▸ **Goal**
Each entry must be given again exactly; images do not belong in the copy.

***

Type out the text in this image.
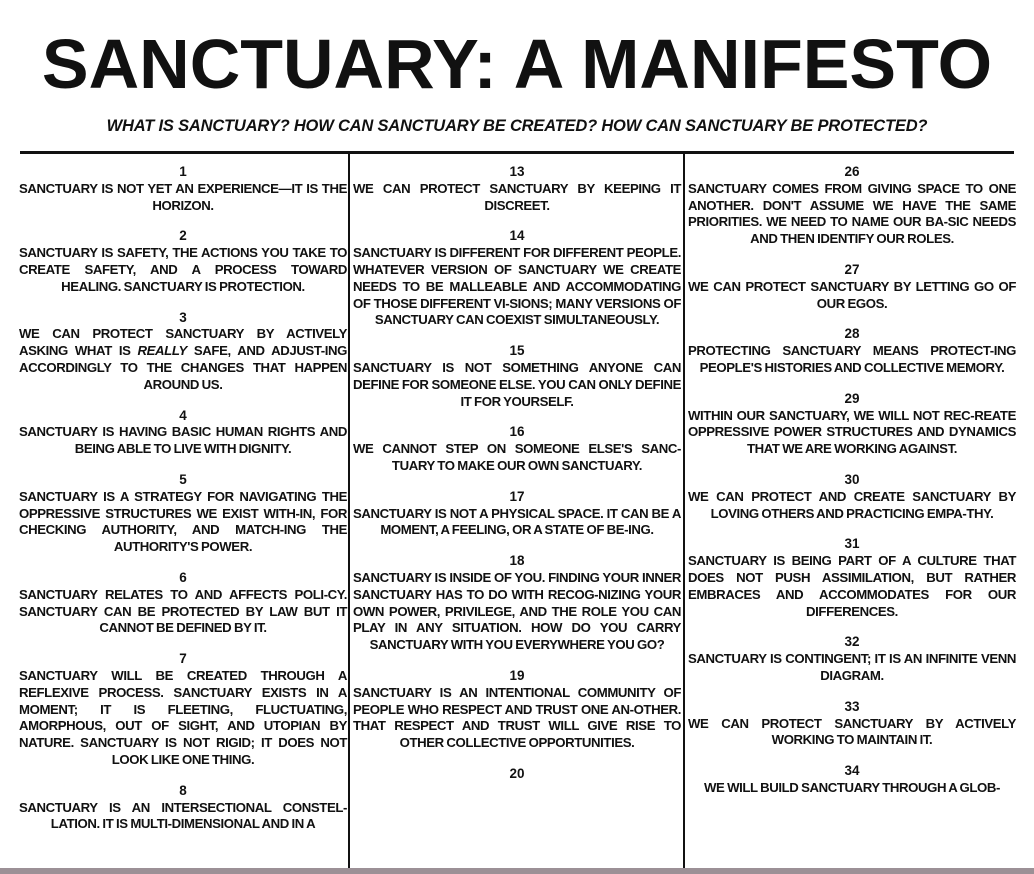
SANCTUARY: A MANIFESTO

WHAT IS SANCTUARY? HOW CAN SANCTUARY BE CREATED? HOW CAN SANCTUARY BE PROTECTED?

1
SANCTUARY IS NOT YET AN EXPERIENCE—IT IS THE HORIZON.
2
SANCTUARY IS SAFETY, THE ACTIONS YOU TAKE TO CREATE SAFETY, AND A PROCESS TOWARD HEALING. SANCTUARY IS PROTECTION.
3
WE CAN PROTECT SANCTUARY BY ACTIVELY ASKING WHAT IS REALLY SAFE, AND ADJUST-ING ACCORDINGLY TO THE CHANGES THAT HAPPEN AROUND US.
4
SANCTUARY IS HAVING BASIC HUMAN RIGHTS AND BEING ABLE TO LIVE WITH DIGNITY.
5
SANCTUARY IS A STRATEGY FOR NAVIGATING THE OPPRESSIVE STRUCTURES WE EXIST WITH-IN, FOR CHECKING AUTHORITY, AND MATCH-ING THE AUTHORITY'S POWER.
6
SANCTUARY RELATES TO AND AFFECTS POLI-CY. SANCTUARY CAN BE PROTECTED BY LAW BUT IT CANNOT BE DEFINED BY IT.
7
SANCTUARY WILL BE CREATED THROUGH A REFLEXIVE PROCESS. SANCTUARY EXISTS IN A MOMENT; IT IS FLEETING, FLUCTUATING, AMORPHOUS, OUT OF SIGHT, AND UTOPIAN BY NATURE. SANCTUARY IS NOT RIGID; IT DOES NOT LOOK LIKE ONE THING.
8
SANCTUARY IS AN INTERSECTIONAL CONSTEL-LATION. IT IS MULTI-DIMENSIONAL AND IN A
13
WE CAN PROTECT SANCTUARY BY KEEPING IT DISCREET.
14
SANCTUARY IS DIFFERENT FOR DIFFERENT PEOPLE. WHATEVER VERSION OF SANCTUARY WE CREATE NEEDS TO BE MALLEABLE AND ACCOMMODATING OF THOSE DIFFERENT VI-SIONS; MANY VERSIONS OF SANCTUARY CAN COEXIST SIMULTANEOUSLY.
15
SANCTUARY IS NOT SOMETHING ANYONE CAN DEFINE FOR SOMEONE ELSE. YOU CAN ONLY DEFINE IT FOR YOURSELF.
16
WE CANNOT STEP ON SOMEONE ELSE'S SANC-TUARY TO MAKE OUR OWN SANCTUARY.
17
SANCTUARY IS NOT A PHYSICAL SPACE. IT CAN BE A MOMENT, A FEELING, OR A STATE OF BE-ING.
18
SANCTUARY IS INSIDE OF YOU. FINDING YOUR INNER SANCTUARY HAS TO DO WITH RECOG-NIZING YOUR OWN POWER, PRIVILEGE, AND THE ROLE YOU CAN PLAY IN ANY SITUATION. HOW DO YOU CARRY SANCTUARY WITH YOU EVERYWHERE YOU GO?
19
SANCTUARY IS AN INTENTIONAL COMMUNITY OF PEOPLE WHO RESPECT AND TRUST ONE AN-OTHER. THAT RESPECT AND TRUST WILL GIVE RISE TO OTHER COLLECTIVE OPPORTUNITIES.
20
26
SANCTUARY COMES FROM GIVING SPACE TO ONE ANOTHER. DON'T ASSUME WE HAVE THE SAME PRIORITIES. WE NEED TO NAME OUR BA-SIC NEEDS AND THEN IDENTIFY OUR ROLES.
27
WE CAN PROTECT SANCTUARY BY LETTING GO OF OUR EGOS.
28
PROTECTING SANCTUARY MEANS PROTECT-ING PEOPLE'S HISTORIES AND COLLECTIVE MEMORY.
29
WITHIN OUR SANCTUARY, WE WILL NOT REC-REATE OPPRESSIVE POWER STRUCTURES AND DYNAMICS THAT WE ARE WORKING AGAINST.
30
WE CAN PROTECT AND CREATE SANCTUARY BY LOVING OTHERS AND PRACTICING EMPA-THY.
31
SANCTUARY IS BEING PART OF A CULTURE THAT DOES NOT PUSH ASSIMILATION, BUT RATHER EMBRACES AND ACCOMMODATES FOR OUR DIFFERENCES.
32
SANCTUARY IS CONTINGENT; IT IS AN INFINITE VENN DIAGRAM.
33
WE CAN PROTECT SANCTUARY BY ACTIVELY WORKING TO MAINTAIN IT.
34
WE WILL BUILD SANCTUARY THROUGH A GLOB-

***

▸ **Correct answer**
Type out the text in this image.
SANCTUARY: A MANIFESTO

WHAT IS SANCTUARY? HOW CAN SANCTUARY BE CREATED? HOW CAN SANCTUARY BE PROTECTED?

1
SANCTUARY IS NOT YET AN EXPERIENCE—IT IS THE HORIZON.
2
SANCTUARY IS SAFETY, THE ACTIONS YOU TAKE TO CREATE SAFETY, AND A PROCESS TOWARD HEALING. SANCTUARY IS PROTECTION.
3
WE CAN PROTECT SANCTUARY BY ACTIVELY ASKING WHAT IS REALLY SAFE, AND ADJUST-ING ACCORDINGLY TO THE CHANGES THAT HAPPEN AROUND US.
4
SANCTUARY IS HAVING BASIC HUMAN RIGHTS AND BEING ABLE TO LIVE WITH DIGNITY.
5
SANCTUARY IS A STRATEGY FOR NAVIGATING THE OPPRESSIVE STRUCTURES WE EXIST WITH-IN, FOR CHECKING AUTHORITY, AND MATCH-ING THE AUTHORITY'S POWER.
6
SANCTUARY RELATES TO AND AFFECTS POLI-CY. SANCTUARY CAN BE PROTECTED BY LAW BUT IT CANNOT BE DEFINED BY IT.
7
SANCTUARY WILL BE CREATED THROUGH A REFLEXIVE PROCESS. SANCTUARY EXISTS IN A MOMENT; IT IS FLEETING, FLUCTUATING, AMORPHOUS, OUT OF SIGHT, AND UTOPIAN BY NATURE. SANCTUARY IS NOT RIGID; IT DOES NOT LOOK LIKE ONE THING.
8
SANCTUARY IS AN INTERSECTIONAL CONSTEL-LATION. IT IS MULTI-DIMENSIONAL AND IN A
13
WE CAN PROTECT SANCTUARY BY KEEPING IT DISCREET.
14
SANCTUARY IS DIFFERENT FOR DIFFERENT PEOPLE. WHATEVER VERSION OF SANCTUARY WE CREATE NEEDS TO BE MALLEABLE AND ACCOMMODATING OF THOSE DIFFERENT VI-SIONS; MANY VERSIONS OF SANCTUARY CAN COEXIST SIMULTANEOUSLY.
15
SANCTUARY IS NOT SOMETHING ANYONE CAN DEFINE FOR SOMEONE ELSE. YOU CAN ONLY DEFINE IT FOR YOURSELF.
16
WE CANNOT STEP ON SOMEONE ELSE'S SANC-TUARY TO MAKE OUR OWN SANCTUARY.
17
SANCTUARY IS NOT A PHYSICAL SPACE. IT CAN BE A MOMENT, A FEELING, OR A STATE OF BE-ING.
18
SANCTUARY IS INSIDE OF YOU. FINDING YOUR INNER SANCTUARY HAS TO DO WITH RECOG-NIZING YOUR OWN POWER, PRIVILEGE, AND THE ROLE YOU CAN PLAY IN ANY SITUATION. HOW DO YOU CARRY SANCTUARY WITH YOU EVERYWHERE YOU GO?
19
SANCTUARY IS AN INTENTIONAL COMMUNITY OF PEOPLE WHO RESPECT AND TRUST ONE AN-OTHER. THAT RESPECT AND TRUST WILL GIVE RISE TO OTHER COLLECTIVE OPPORTUNITIES.
20
26
SANCTUARY COMES FROM GIVING SPACE TO ONE ANOTHER. DON'T ASSUME WE HAVE THE SAME PRIORITIES. WE NEED TO NAME OUR BA-SIC NEEDS AND THEN IDENTIFY OUR ROLES.
27
WE CAN PROTECT SANCTUARY BY LETTING GO OF OUR EGOS.
28
PROTECTING SANCTUARY MEANS PROTECT-ING PEOPLE'S HISTORIES AND COLLECTIVE MEMORY.
29
WITHIN OUR SANCTUARY, WE WILL NOT REC-REATE OPPRESSIVE POWER STRUCTURES AND DYNAMICS THAT WE ARE WORKING AGAINST.
30
WE CAN PROTECT AND CREATE SANCTUARY BY LOVING OTHERS AND PRACTICING EMPA-THY.
31
SANCTUARY IS BEING PART OF A CULTURE THAT DOES NOT PUSH ASSIMILATION, BUT RATHER EMBRACES AND ACCOMMODATES FOR OUR DIFFERENCES.
32
SANCTUARY IS CONTINGENT; IT IS AN INFINITE VENN DIAGRAM.
33
WE CAN PROTECT SANCTUARY BY ACTIVELY WORKING TO MAINTAIN IT.
34
WE WILL BUILD SANCTUARY THROUGH A GLOB-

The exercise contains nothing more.